What this exercise asks
- a) According to the article below about affordable artist housing in Memphis, on what date does the online survey close?
- b) Copy the passage of the Memphis artist housing article from "They provide low-rent" up to and including "the Arts grant.".
══ Source passage ══
By Tom Bailey Jr. - The Commercial Appeal -
A proposal to develop 50-70 affordable live/work apartments just for Memphis artists has received a strong and positive response from the arts community, art supporters and city officials said this week.
"We're doing really, really well, but I really want Memphis to sprint through the finish line on this one," said Kerry Hayes, special assistant to Mayor A C Wharton. "The more responses we can get in these final two weeks," -- the survey closes on Dec. 22 -- "the bigger and better our project with Artspace will ultimately be."
He referred to an online survey at artspacememphis.org that measures demand among Memphis artists for such affordable accommodations. The survey also polls artists on where in the city they'd like the development to be.
Artspace, a Minneapolis-based nonprofit organization, has 30 live/work developments across the nation, but none is within hundreds of miles of Memphis.
They provide low-rent space where artists can live, work, exhibit or perform and feed off one another's creativity. Many also provide room for "creative businesses" such as coffee shops with gallery space, book publishers, recording studios, frame shops and fashion designers.
The city of Memphis, supported by the Hyde Family Foundations and ArtsMemphis, invited Artspace to consider developing in the Bluff City.
The predevelopment work is being funded by the city, the Hyde Foundation and an National Endowment for the Arts grant.
Artspace adapts existing buildings, builds new structures and expands buildings for its projects. It sometimes uses historic buildings.
"We're very pleased so far with the results of the market study," said Artspace's Wendy Holmes, senior vice president for consulting and strategic partnerships. "The demand is high.
"I'm sure we'll be able to create 50 to 70 units of live/work space."
Among the questions the survey asks artists is if they would prefer the development be in the South Main Arts District, Cooper-Young, Crosstown, Broad Avenue, Marshall Avenue, Soulsville or someplace else.
The current preference of city officials is the South Main district, Holmes said. "But they also want to understand what the artists' preference areas are."
Robert Lipscomb, director of the city's Housing and Community Development, described the South Main area as a "natural."
═══
══ Records shown ══
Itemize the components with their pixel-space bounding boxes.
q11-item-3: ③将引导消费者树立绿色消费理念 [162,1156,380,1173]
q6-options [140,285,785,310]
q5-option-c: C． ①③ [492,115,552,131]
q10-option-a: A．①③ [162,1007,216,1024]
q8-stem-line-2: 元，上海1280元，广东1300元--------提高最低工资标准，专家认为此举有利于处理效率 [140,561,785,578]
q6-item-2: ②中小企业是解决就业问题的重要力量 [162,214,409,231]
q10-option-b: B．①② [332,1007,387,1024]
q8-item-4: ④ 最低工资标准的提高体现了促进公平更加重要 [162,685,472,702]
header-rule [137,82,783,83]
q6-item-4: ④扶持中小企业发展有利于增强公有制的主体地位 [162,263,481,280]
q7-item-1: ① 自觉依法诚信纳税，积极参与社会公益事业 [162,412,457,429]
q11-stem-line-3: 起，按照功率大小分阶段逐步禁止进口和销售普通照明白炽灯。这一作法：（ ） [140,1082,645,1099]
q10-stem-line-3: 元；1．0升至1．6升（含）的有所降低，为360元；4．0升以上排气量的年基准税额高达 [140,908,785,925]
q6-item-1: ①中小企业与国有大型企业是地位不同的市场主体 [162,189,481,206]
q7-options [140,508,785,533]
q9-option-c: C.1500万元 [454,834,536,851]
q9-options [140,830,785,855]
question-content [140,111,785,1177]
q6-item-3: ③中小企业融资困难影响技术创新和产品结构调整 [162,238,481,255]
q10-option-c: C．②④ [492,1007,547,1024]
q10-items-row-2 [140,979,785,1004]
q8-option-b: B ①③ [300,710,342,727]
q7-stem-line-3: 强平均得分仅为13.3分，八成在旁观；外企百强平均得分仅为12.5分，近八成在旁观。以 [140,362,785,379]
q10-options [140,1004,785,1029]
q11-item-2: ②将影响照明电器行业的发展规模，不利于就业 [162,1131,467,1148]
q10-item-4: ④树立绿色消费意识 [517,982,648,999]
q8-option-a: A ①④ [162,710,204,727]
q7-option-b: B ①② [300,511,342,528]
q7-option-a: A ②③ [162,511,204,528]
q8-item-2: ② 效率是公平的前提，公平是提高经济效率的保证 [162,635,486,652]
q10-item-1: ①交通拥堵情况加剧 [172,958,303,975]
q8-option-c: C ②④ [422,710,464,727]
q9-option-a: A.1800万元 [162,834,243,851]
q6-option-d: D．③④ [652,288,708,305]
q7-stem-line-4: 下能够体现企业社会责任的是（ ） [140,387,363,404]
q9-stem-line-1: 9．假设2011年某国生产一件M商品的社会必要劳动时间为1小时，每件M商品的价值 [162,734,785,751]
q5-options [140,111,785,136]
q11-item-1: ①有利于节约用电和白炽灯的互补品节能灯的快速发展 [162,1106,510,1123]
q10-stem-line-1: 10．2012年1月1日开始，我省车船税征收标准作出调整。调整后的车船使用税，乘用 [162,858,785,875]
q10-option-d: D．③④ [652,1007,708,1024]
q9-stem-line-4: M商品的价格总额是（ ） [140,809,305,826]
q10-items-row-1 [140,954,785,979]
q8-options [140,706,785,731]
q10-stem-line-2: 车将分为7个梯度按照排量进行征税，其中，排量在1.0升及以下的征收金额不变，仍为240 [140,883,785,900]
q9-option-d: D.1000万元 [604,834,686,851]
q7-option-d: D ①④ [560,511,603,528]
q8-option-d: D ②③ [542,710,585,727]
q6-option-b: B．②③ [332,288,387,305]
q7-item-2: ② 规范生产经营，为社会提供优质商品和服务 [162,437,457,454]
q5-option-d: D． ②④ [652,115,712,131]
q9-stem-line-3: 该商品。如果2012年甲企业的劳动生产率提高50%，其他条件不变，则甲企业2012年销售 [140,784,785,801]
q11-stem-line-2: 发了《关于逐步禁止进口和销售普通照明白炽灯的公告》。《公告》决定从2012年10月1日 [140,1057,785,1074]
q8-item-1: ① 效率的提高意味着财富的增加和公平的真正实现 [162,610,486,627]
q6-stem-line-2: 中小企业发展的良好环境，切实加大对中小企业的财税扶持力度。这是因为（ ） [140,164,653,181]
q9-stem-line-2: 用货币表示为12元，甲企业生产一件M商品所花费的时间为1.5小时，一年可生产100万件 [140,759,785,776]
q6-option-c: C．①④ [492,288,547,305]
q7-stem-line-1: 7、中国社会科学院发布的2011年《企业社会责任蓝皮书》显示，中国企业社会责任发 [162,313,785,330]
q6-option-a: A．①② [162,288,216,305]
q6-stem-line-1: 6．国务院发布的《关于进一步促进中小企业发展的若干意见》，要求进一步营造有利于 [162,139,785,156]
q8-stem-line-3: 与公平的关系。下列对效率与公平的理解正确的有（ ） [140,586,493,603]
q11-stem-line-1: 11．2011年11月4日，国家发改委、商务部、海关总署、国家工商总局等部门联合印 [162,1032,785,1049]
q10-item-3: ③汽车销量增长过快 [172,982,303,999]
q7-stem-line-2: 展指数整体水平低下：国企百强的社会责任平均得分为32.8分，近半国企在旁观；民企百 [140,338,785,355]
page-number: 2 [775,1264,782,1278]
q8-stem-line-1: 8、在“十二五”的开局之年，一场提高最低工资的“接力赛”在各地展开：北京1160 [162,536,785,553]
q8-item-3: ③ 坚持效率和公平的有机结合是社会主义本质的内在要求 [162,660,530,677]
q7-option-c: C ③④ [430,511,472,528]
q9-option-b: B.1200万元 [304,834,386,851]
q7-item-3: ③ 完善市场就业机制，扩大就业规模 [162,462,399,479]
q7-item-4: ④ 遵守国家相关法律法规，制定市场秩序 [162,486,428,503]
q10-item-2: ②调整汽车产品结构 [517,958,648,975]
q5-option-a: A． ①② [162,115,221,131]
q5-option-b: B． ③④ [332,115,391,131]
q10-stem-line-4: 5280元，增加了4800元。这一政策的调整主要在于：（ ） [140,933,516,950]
═══
Your responses
- a) Dec. 22

- b)
They provide low-rent space where artists can live, work, exhibit or perform and feed off one another's creativity. Many also provide room for "creative businesses" such as coffee shops with gallery space, book publishers, recording studios, frame shops and fashion designers.
The city of Memphis, supported by the Hyde Family Foundations and ArtsMemphis, invited Artspace to consider developing in the Bluff City.
The predevelopment work is being funded by the city, the Hyde Foundation and an National Endowment for the Arts grant.